- [GIVEN REQUEST]:
Would you set down every entry shown below, precisely as written?

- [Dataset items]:
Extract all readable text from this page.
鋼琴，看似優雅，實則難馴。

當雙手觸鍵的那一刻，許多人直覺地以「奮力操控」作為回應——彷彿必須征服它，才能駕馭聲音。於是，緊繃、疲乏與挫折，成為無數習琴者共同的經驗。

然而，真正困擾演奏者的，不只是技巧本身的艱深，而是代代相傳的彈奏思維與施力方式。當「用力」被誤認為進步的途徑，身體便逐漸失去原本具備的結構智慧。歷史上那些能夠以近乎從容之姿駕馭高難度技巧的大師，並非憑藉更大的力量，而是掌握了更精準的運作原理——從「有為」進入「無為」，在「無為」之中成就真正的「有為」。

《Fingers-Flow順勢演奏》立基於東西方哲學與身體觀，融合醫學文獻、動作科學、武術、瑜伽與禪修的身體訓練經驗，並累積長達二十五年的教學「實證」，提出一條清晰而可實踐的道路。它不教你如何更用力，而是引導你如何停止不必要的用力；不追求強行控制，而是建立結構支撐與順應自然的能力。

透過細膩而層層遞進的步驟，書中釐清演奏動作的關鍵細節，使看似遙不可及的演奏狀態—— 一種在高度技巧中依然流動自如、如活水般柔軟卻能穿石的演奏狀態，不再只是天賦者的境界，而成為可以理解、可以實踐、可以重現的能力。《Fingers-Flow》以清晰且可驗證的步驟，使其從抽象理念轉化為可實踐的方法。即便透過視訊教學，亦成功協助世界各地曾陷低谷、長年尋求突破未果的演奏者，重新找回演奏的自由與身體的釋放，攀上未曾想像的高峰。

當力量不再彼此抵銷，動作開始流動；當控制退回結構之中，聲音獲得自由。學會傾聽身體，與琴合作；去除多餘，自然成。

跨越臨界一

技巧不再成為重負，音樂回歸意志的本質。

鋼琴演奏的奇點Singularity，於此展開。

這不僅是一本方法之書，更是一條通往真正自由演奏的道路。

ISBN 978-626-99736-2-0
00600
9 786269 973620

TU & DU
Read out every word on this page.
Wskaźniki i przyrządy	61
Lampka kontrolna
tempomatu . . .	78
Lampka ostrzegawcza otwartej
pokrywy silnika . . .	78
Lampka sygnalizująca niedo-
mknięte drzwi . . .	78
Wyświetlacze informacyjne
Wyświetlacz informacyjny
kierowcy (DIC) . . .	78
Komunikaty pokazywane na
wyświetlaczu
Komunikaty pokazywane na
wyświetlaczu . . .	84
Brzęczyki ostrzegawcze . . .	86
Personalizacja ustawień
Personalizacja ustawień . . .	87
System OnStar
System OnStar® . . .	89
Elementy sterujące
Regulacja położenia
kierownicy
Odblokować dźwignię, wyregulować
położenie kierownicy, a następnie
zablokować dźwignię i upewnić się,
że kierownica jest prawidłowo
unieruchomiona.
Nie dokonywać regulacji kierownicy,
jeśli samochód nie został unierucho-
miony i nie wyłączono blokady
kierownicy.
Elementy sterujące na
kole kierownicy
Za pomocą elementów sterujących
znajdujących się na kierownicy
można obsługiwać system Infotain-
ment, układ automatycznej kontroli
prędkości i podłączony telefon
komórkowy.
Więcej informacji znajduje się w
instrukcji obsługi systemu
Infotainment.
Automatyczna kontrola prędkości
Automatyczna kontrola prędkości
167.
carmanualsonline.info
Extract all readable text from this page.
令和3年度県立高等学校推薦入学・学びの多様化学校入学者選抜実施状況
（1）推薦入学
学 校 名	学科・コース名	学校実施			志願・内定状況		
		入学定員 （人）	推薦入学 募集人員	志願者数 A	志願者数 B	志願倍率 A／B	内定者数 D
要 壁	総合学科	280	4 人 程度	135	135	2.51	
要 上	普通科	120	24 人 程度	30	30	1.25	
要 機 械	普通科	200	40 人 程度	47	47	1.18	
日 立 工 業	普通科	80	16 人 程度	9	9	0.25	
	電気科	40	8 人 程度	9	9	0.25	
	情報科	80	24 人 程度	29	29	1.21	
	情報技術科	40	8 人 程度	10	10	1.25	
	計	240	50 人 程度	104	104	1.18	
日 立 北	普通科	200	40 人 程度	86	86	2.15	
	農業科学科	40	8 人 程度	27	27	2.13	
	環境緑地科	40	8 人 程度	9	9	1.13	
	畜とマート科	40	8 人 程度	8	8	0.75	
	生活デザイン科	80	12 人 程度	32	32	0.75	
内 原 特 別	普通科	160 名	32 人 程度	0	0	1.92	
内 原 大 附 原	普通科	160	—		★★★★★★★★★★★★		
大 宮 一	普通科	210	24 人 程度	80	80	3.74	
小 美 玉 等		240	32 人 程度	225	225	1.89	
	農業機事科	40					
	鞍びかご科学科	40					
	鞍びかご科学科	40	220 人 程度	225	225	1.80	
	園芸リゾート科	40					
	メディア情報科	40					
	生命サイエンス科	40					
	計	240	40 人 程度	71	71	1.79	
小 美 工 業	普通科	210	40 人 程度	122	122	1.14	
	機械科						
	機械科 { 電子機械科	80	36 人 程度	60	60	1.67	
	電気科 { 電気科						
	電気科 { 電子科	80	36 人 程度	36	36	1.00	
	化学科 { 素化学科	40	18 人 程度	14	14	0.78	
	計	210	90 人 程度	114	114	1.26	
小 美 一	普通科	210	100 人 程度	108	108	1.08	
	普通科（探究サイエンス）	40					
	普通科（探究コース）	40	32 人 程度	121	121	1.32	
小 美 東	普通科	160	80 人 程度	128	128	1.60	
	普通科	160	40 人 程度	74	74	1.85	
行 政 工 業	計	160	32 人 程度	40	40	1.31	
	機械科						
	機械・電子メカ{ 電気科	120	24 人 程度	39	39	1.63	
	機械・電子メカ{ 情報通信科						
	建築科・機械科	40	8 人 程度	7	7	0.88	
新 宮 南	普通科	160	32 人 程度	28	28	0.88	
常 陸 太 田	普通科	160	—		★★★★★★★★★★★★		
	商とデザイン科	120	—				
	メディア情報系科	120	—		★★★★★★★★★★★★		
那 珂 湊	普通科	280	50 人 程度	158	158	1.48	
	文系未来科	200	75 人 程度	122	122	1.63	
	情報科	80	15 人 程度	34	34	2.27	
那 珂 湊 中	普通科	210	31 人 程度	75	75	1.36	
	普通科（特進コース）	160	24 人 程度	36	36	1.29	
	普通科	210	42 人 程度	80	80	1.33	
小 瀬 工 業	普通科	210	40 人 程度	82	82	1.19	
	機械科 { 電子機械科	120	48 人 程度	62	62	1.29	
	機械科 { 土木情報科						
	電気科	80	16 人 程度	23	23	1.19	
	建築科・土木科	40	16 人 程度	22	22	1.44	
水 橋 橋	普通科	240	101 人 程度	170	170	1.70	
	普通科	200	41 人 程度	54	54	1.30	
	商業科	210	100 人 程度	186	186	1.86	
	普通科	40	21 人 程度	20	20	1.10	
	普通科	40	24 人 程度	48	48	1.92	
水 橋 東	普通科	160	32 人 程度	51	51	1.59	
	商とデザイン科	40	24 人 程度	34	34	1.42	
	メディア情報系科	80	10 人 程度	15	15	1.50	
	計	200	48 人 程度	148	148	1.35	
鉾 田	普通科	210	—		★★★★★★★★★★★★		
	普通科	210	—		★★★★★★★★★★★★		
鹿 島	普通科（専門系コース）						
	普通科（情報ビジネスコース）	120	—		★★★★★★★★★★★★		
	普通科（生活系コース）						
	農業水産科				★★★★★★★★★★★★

- [WRITTEN RESPONSE]:
Extract all readable text from this page.
鋼琴，看似優雅，實則難馴。

當雙手觸鍵的那一刻，許多人直覺地以「奮力操控」作為回應——彷彿必須征服它，才能駕馭聲音。於是，緊繃、疲乏與挫折，成為無數習琴者共同的經驗。

然而，真正困擾演奏者的，不只是技巧本身的艱深，而是代代相傳的彈奏思維與施力方式。當「用力」被誤認為進步的途徑，身體便逐漸失去原本具備的結構智慧。歷史上那些能夠以近乎從容之姿駕馭高難度技巧的大師，並非憑藉更大的力量，而是掌握了更精準的運作原理——從「有為」進入「無為」，在「無為」之中成就真正的「有為」。

《Fingers-Flow順勢演奏》立基於東西方哲學與身體觀，融合醫學文獻、動作科學、武術、瑜伽與禪修的身體訓練經驗，並累積長達二十五年的教學「實證」，提出一條清晰而可實踐的道路。它不教你如何更用力，而是引導你如何停止不必要的用力；不追求強行控制，而是建立結構支撐與順應自然的能力。

透過細膩而層層遞進的步驟，書中釐清演奏動作的關鍵細節，使看似遙不可及的演奏狀態—— 一種在高度技巧中依然流動自如、如活水般柔軟卻能穿石的演奏狀態，不再只是天賦者的境界，而成為可以理解、可以實踐、可以重現的能力。《Fingers-Flow》以清晰且可驗證的步驟，使其從抽象理念轉化為可實踐的方法。即便透過視訊教學，亦成功協助世界各地曾陷低谷、長年尋求突破未果的演奏者，重新找回演奏的自由與身體的釋放，攀上未曾想像的高峰。

當力量不再彼此抵銷，動作開始流動；當控制退回結構之中，聲音獲得自由。學會傾聽身體，與琴合作；去除多餘，自然成。

跨越臨界一

技巧不再成為重負，音樂回歸意志的本質。

鋼琴演奏的奇點Singularity，於此展開。

這不僅是一本方法之書，更是一條通往真正自由演奏的道路。

ISBN 978-626-99736-2-0
00600
9 786269 973620

TU & DU
Read out every word on this page.
Wskaźniki i przyrządy	61
Lampka kontrolna
tempomatu . . .	78
Lampka ostrzegawcza otwartej
pokrywy silnika . . .	78
Lampka sygnalizująca niedo-
mknięte drzwi . . .	78
Wyświetlacze informacyjne
Wyświetlacz informacyjny
kierowcy (DIC) . . .	78
Komunikaty pokazywane na
wyświetlaczu
Komunikaty pokazywane na
wyświetlaczu . . .	84
Brzęczyki ostrzegawcze . . .	86
Personalizacja ustawień
Personalizacja ustawień . . .	87
System OnStar
System OnStar® . . .	89
Elementy sterujące
Regulacja położenia
kierownicy
Odblokować dźwignię, wyregulować
położenie kierownicy, a następnie
zablokować dźwignię i upewnić się,
że kierownica jest prawidłowo
unieruchomiona.
Nie dokonywać regulacji kierownicy,
jeśli samochód nie został unierucho-
miony i nie wyłączono blokady
kierownicy.
Elementy sterujące na
kole kierownicy
Za pomocą elementów sterujących
znajdujących się na kierownicy
można obsługiwać system Infotain-
ment, układ automatycznej kontroli
prędkości i podłączony telefon
komórkowy.
Więcej informacji znajduje się w
instrukcji obsługi systemu
Infotainment.
Automatyczna kontrola prędkości
Automatyczna kontrola prędkości
167.
carmanualsonline.info
Extract all readable text from this page.
令和3年度県立高等学校推薦入学・学びの多様化学校入学者選抜実施状況
（1）推薦入学
学 校 名	学科・コース名	学校実施			志願・内定状況		
		入学定員 （人）	推薦入学 募集人員	志願者数 A	志願者数 B	志願倍率 A／B	内定者数 D
要 壁	総合学科	280	4 人 程度	135	135	2.51	
要 上	普通科	120	24 人 程度	30	30	1.25	
要 機 械	普通科	200	40 人 程度	47	47	1.18	
日 立 工 業	普通科	80	16 人 程度	9	9	0.25	
	電気科	40	8 人 程度	9	9	0.25	
	情報科	80	24 人 程度	29	29	1.21	
	情報技術科	40	8 人 程度	10	10	1.25	
	計	240	50 人 程度	104	104	1.18	
日 立 北	普通科	200	40 人 程度	86	86	2.15	
	農業科学科	40	8 人 程度	27	27	2.13	
	環境緑地科	40	8 人 程度	9	9	1.13	
	畜とマート科	40	8 人 程度	8	8	0.75	
	生活デザイン科	80	12 人 程度	32	32	0.75	
内 原 特 別	普通科	160 名	32 人 程度	0	0	1.92	
内 原 大 附 原	普通科	160	—		★★★★★★★★★★★★		
大 宮 一	普通科	210	24 人 程度	80	80	3.74	
小 美 玉 等		240	32 人 程度	225	225	1.89	
	農業機事科	40					
	鞍びかご科学科	40					
	鞍びかご科学科	40	220 人 程度	225	225	1.80	
	園芸リゾート科	40					
	メディア情報科	40					
	生命サイエンス科	40					
	計	240	40 人 程度	71	71	1.79	
小 美 工 業	普通科	210	40 人 程度	122	122	1.14	
	機械科						
	機械科 { 電子機械科	80	36 人 程度	60	60	1.67	
	電気科 { 電気科						
	電気科 { 電子科	80	36 人 程度	36	36	1.00	
	化学科 { 素化学科	40	18 人 程度	14	14	0.78	
	計	210	90 人 程度	114	114	1.26	
小 美 一	普通科	210	100 人 程度	108	108	1.08	
	普通科（探究サイエンス）	40					
	普通科（探究コース）	40	32 人 程度	121	121	1.32	
小 美 東	普通科	160	80 人 程度	128	128	1.60	
	普通科	160	40 人 程度	74	74	1.85	
行 政 工 業	計	160	32 人 程度	40	40	1.31	
	機械科						
	機械・電子メカ{ 電気科	120	24 人 程度	39	39	1.63	
	機械・電子メカ{ 情報通信科						
	建築科・機械科	40	8 人 程度	7	7	0.88	
新 宮 南	普通科	160	32 人 程度	28	28	0.88	
常 陸 太 田	普通科	160	—		★★★★★★★★★★★★		
	商とデザイン科	120	—				
	メディア情報系科	120	—		★★★★★★★★★★★★		
那 珂 湊	普通科	280	50 人 程度	158	158	1.48	
	文系未来科	200	75 人 程度	122	122	1.63	
	情報科	80	15 人 程度	34	34	2.27	
那 珂 湊 中	普通科	210	31 人 程度	75	75	1.36	
	普通科（特進コース）	160	24 人 程度	36	36	1.29	
	普通科	210	42 人 程度	80	80	1.33	
小 瀬 工 業	普通科	210	40 人 程度	82	82	1.19	
	機械科 { 電子機械科	120	48 人 程度	62	62	1.29	
	機械科 { 土木情報科						
	電気科	80	16 人 程度	23	23	1.19	
	建築科・土木科	40	16 人 程度	22	22	1.44	
水 橋 橋	普通科	240	101 人 程度	170	170	1.70	
	普通科	200	41 人 程度	54	54	1.30	
	商業科	210	100 人 程度	186	186	1.86	
	普通科	40	21 人 程度	20	20	1.10	
	普通科	40	24 人 程度	48	48	1.92	
水 橋 東	普通科	160	32 人 程度	51	51	1.59	
	商とデザイン科	40	24 人 程度	34	34	1.42	
	メディア情報系科	80	10 人 程度	15	15	1.50	
	計	200	48 人 程度	148	148	1.35	
鉾 田	普通科	210	—		★★★★★★★★★★★★		
	普通科	210	—		★★★★★★★★★★★★		
鹿 島	普通科（専門系コース）						
	普通科（情報ビジネスコース）	120	—		★★★★★★★★★★★★		
	普通科（生活系コース）						
	農業水産科				★★★★★★★★★★★★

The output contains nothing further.